Document segment:
*** Block opens ***

Wastewater Debate Overflows
Consultants to East Hampton Town will discuss the development of a wastewater management plan at a public presentation on Monday at 1 p.m. at Town Hall.
Pio Lombardo of Lombardo Associates and Kevin Phillips and Stephanie Davis of the FPM Group will address the three components of the plan: wastewater management, scavenger waste management, and water-quality monitoring.
According to an announcement, they will focus on “the project’s science-based methodology” that will define “the corrective actions needed to achieve environmental and economic sustainability, to restore the impaired waters in East Hampton, and to protect the town’s valuable aquatic resources.”
The consultants are expected to produce an action plan in the next six to eight months, with public participation through the appointment of an advisory committee that would hold monthly public meetings. A Web site, EHWaterRestore.com, will provide information and an opportunity for members of the public to communicate with the consultants.

*** Block closes ***

Task list:
1. Reproduce the portion of the wastewater article from "The consultants are" up to and including "with the consultants.".
2. Translate this sentence from the wastewater article into Spanish: "Consultants to East Hampton Town will discuss the development of a wastewater management plan at a public presentation on Monday at 1 p.m. at Town Hall."
The entries are separate material and not part of the wastewater article.

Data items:

*** Block opens ***

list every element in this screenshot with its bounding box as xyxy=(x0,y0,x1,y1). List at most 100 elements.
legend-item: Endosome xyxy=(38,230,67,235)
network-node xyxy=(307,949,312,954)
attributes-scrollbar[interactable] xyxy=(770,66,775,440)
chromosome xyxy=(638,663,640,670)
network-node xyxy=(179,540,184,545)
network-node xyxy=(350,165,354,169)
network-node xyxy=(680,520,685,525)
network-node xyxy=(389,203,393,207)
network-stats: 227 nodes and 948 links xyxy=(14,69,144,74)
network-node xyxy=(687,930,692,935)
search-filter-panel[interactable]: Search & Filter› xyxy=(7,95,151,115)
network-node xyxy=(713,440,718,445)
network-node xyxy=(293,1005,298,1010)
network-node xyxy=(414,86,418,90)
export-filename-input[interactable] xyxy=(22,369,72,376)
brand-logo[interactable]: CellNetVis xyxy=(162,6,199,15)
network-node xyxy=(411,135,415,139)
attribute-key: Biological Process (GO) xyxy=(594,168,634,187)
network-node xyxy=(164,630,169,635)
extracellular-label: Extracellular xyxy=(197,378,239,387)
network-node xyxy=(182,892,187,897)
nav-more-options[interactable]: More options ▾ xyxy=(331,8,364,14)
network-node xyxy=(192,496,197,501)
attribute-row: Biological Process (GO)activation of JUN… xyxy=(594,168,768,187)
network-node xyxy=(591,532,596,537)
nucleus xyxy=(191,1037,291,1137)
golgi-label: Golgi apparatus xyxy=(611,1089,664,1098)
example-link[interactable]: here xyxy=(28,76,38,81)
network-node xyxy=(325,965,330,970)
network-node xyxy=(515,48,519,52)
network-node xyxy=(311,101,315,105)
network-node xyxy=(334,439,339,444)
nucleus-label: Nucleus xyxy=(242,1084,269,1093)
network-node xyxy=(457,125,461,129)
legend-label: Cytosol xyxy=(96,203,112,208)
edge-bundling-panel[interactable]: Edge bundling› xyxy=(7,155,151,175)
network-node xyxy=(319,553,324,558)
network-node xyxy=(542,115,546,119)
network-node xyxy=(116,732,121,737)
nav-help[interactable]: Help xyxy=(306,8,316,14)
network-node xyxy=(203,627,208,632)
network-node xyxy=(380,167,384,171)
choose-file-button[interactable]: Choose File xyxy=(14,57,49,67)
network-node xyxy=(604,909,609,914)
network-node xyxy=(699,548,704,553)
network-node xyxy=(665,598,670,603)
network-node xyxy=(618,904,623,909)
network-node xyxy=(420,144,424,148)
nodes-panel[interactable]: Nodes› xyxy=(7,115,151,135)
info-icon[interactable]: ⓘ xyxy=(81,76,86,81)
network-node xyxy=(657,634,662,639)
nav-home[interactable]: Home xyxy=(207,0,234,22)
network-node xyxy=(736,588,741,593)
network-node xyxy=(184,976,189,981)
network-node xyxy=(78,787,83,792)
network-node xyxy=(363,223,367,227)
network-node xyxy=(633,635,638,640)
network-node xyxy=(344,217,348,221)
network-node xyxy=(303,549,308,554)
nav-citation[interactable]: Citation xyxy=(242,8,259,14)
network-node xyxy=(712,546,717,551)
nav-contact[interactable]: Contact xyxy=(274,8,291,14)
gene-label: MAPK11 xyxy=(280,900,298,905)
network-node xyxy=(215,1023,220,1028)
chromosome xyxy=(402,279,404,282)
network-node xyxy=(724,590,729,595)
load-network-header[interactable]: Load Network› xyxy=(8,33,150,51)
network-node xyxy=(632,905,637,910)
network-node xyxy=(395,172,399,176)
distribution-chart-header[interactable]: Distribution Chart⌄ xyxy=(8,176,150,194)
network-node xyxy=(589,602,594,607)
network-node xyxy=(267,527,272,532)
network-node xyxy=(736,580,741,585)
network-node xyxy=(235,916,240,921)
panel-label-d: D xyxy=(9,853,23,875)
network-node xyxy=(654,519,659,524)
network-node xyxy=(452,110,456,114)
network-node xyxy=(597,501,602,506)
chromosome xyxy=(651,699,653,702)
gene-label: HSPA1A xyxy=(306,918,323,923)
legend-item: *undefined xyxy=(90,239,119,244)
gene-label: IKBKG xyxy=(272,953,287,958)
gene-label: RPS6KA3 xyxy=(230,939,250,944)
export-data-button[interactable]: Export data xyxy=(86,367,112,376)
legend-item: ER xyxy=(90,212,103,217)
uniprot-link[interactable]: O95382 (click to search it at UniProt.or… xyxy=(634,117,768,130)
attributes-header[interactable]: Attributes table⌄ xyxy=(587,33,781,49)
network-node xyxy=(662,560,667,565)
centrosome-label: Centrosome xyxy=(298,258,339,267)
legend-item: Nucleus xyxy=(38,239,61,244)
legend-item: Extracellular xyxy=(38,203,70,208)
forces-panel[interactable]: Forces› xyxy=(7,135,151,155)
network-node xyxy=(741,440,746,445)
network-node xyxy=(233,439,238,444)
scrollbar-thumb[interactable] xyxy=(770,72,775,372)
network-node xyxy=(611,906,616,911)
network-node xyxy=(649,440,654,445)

*** Block closes ***

Results of the tasks:
1.
The consultants are expected to produce an action plan in the next six to eight months, with public participation through the appointment of an advisory committee that would hold monthly public meetings. A Web site, EHWaterRestore.com, will provide information and an opportunity for members of the public to communicate with the consultants.

2. Los consultores del municipio de East Hampton analizarán la elaboración de un plan de gestión de aguas residuales en una presentación pública el lunes a la 1 p. m. en el Ayuntamiento.